• GIVEN REQUEST: Exclude all pictures, then copy each of the records exactly as written.

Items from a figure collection
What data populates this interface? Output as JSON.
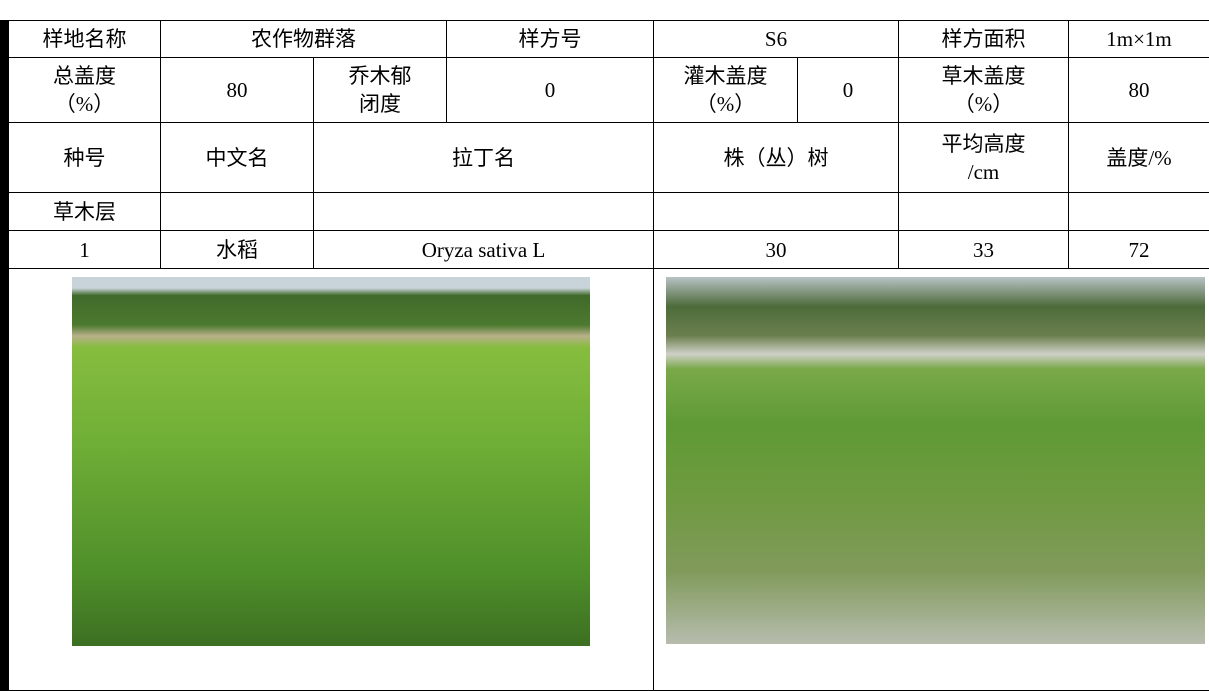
{
  "table": {
    "rows": [
      [
        "样地名称",
        "农作物群落",
        "样方号",
        "S6",
        "样方面积",
        "1m×1m"
      ],
      [
        "总盖度\n（%）",
        "80",
        "乔木郁\n闭度",
        "0",
        "灌木盖度\n（%）",
        "0",
        "草木盖度\n（%）",
        "80"
      ],
      [
        "种号",
        "中文名",
        "拉丁名",
        "株（丛）树",
        "平均高度\n/cm",
        "盖度/%"
      ],
      [
        "草木层"
      ],
      [
        "1",
        "水稻",
        "Oryza sativa L",
        "30",
        "33",
        "72"
      ]
    ]
  }
}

• THE SOLUTION:
What data populates this interface? Output as JSON.
{
  "table": {
    "rows": [
      [
        "样地名称",
        "农作物群落",
        "样方号",
        "S6",
        "样方面积",
        "1m×1m"
      ],
      [
        "总盖度\n（%）",
        "80",
        "乔木郁\n闭度",
        "0",
        "灌木盖度\n（%）",
        "0",
        "草木盖度\n（%）",
        "80"
      ],
      [
        "种号",
        "中文名",
        "拉丁名",
        "株（丛）树",
        "平均高度\n/cm",
        "盖度/%"
      ],
      [
        "草木层"
      ],
      [
        "1",
        "水稻",
        "Oryza sativa L",
        "30",
        "33",
        "72"
      ]
    ]
  }
}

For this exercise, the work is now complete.